_TASK STATEMENT_
Exact reproduction is required for all entries.

-=-=-

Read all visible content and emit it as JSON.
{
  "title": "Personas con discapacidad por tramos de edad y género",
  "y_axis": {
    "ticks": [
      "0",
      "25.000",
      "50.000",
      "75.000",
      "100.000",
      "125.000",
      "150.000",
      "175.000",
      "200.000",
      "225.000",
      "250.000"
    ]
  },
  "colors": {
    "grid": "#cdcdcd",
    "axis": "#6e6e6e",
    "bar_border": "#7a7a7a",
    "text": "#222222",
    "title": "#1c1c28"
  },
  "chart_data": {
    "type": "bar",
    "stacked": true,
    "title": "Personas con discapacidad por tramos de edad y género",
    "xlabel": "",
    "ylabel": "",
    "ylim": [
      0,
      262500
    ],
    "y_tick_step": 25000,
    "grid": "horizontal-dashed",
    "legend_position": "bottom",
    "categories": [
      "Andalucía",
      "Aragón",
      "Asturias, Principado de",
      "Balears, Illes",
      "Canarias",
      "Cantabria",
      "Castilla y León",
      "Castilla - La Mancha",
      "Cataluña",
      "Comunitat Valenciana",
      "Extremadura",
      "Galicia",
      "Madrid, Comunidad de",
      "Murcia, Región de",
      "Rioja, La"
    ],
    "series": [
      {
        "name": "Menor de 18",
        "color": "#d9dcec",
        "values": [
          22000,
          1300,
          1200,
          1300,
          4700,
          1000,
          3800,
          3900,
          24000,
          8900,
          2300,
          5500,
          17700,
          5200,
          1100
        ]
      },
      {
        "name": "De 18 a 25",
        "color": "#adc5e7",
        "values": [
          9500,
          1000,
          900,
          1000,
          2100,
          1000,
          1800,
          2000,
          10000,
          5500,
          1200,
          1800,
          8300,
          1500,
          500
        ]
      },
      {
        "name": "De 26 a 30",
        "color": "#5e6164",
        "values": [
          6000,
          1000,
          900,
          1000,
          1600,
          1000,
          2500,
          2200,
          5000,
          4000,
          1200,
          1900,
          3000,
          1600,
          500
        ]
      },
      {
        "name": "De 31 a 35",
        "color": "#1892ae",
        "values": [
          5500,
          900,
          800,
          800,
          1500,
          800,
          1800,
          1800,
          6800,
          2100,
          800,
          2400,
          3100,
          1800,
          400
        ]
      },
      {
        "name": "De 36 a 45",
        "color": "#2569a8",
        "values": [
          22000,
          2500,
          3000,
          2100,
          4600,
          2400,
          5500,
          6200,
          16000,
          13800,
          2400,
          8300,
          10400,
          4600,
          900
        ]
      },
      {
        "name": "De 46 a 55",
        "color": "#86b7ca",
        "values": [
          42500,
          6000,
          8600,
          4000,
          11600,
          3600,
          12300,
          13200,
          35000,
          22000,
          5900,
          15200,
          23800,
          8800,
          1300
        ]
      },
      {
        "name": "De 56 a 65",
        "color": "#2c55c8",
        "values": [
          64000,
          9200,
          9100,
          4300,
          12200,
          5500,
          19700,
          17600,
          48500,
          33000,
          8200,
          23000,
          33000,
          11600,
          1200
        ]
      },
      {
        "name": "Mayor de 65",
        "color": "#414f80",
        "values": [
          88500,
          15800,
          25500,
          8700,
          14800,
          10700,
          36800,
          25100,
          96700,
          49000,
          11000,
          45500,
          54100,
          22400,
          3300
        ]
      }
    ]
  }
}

-=-=-

_RESPONSE TO THIS TASK_
Read all visible content and emit it as JSON.
{
  "title": "Personas con discapacidad por tramos de edad y género",
  "y_axis": {
    "ticks": [
      "0",
      "25.000",
      "50.000",
      "75.000",
      "100.000",
      "125.000",
      "150.000",
      "175.000",
      "200.000",
      "225.000",
      "250.000"
    ]
  },
  "colors": {
    "grid": "#cdcdcd",
    "axis": "#6e6e6e",
    "bar_border": "#7a7a7a",
    "text": "#222222",
    "title": "#1c1c28"
  },
  "chart_data": {
    "type": "bar",
    "stacked": true,
    "title": "Personas con discapacidad por tramos de edad y género",
    "xlabel": "",
    "ylabel": "",
    "ylim": [
      0,
      262500
    ],
    "y_tick_step": 25000,
    "grid": "horizontal-dashed",
    "legend_position": "bottom",
    "categories": [
      "Andalucía",
      "Aragón",
      "Asturias, Principado de",
      "Balears, Illes",
      "Canarias",
      "Cantabria",
      "Castilla y León",
      "Castilla - La Mancha",
      "Cataluña",
      "Comunitat Valenciana",
      "Extremadura",
      "Galicia",
      "Madrid, Comunidad de",
      "Murcia, Región de",
      "Rioja, La"
    ],
    "series": [
      {
        "name": "Menor de 18",
        "color": "#d9dcec",
        "values": [
          22000,
          1300,
          1200,
          1300,
          4700,
          1000,
          3800,
          3900,
          24000,
          8900,
          2300,
          5500,
          17700,
          5200,
          1100
        ]
      },
      {
        "name": "De 18 a 25",
        "color": "#adc5e7",
        "values": [
          9500,
          1000,
          900,
          1000,
          2100,
          1000,
          1800,
          2000,
          10000,
          5500,
          1200,
          1800,
          8300,
          1500,
          500
        ]
      },
      {
        "name": "De 26 a 30",
        "color": "#5e6164",
        "values": [
          6000,
          1000,
          900,
          1000,
          1600,
          1000,
          2500,
          2200,
          5000,
          4000,
          1200,
          1900,
          3000,
          1600,
          500
        ]
      },
      {
        "name": "De 31 a 35",
        "color": "#1892ae",
        "values": [
          5500,
          900,
          800,
          800,
          1500,
          800,
          1800,
          1800,
          6800,
          2100,
          800,
          2400,
          3100,
          1800,
          400
        ]
      },
      {
        "name": "De 36 a 45",
        "color": "#2569a8",
        "values": [
          22000,
          2500,
          3000,
          2100,
          4600,
          2400,
          5500,
          6200,
          16000,
          13800,
          2400,
          8300,
          10400,
          4600,
          900
        ]
      },
      {
        "name": "De 46 a 55",
        "color": "#86b7ca",
        "values": [
          42500,
          6000,
          8600,
          4000,
          11600,
          3600,
          12300,
          13200,
          35000,
          22000,
          5900,
          15200,
          23800,
          8800,
          1300
        ]
      },
      {
        "name": "De 56 a 65",
        "color": "#2c55c8",
        "values": [
          64000,
          9200,
          9100,
          4300,
          12200,
          5500,
          19700,
          17600,
          48500,
          33000,
          8200,
          23000,
          33000,
          11600,
          1200
        ]
      },
      {
        "name": "Mayor de 65",
        "color": "#414f80",
        "values": [
          88500,
          15800,
          25500,
          8700,
          14800,
          10700,
          36800,
          25100,
          96700,
          49000,
          11000,
          45500,
          54100,
          22400,
          3300
        ]
      }
    ]
  }
}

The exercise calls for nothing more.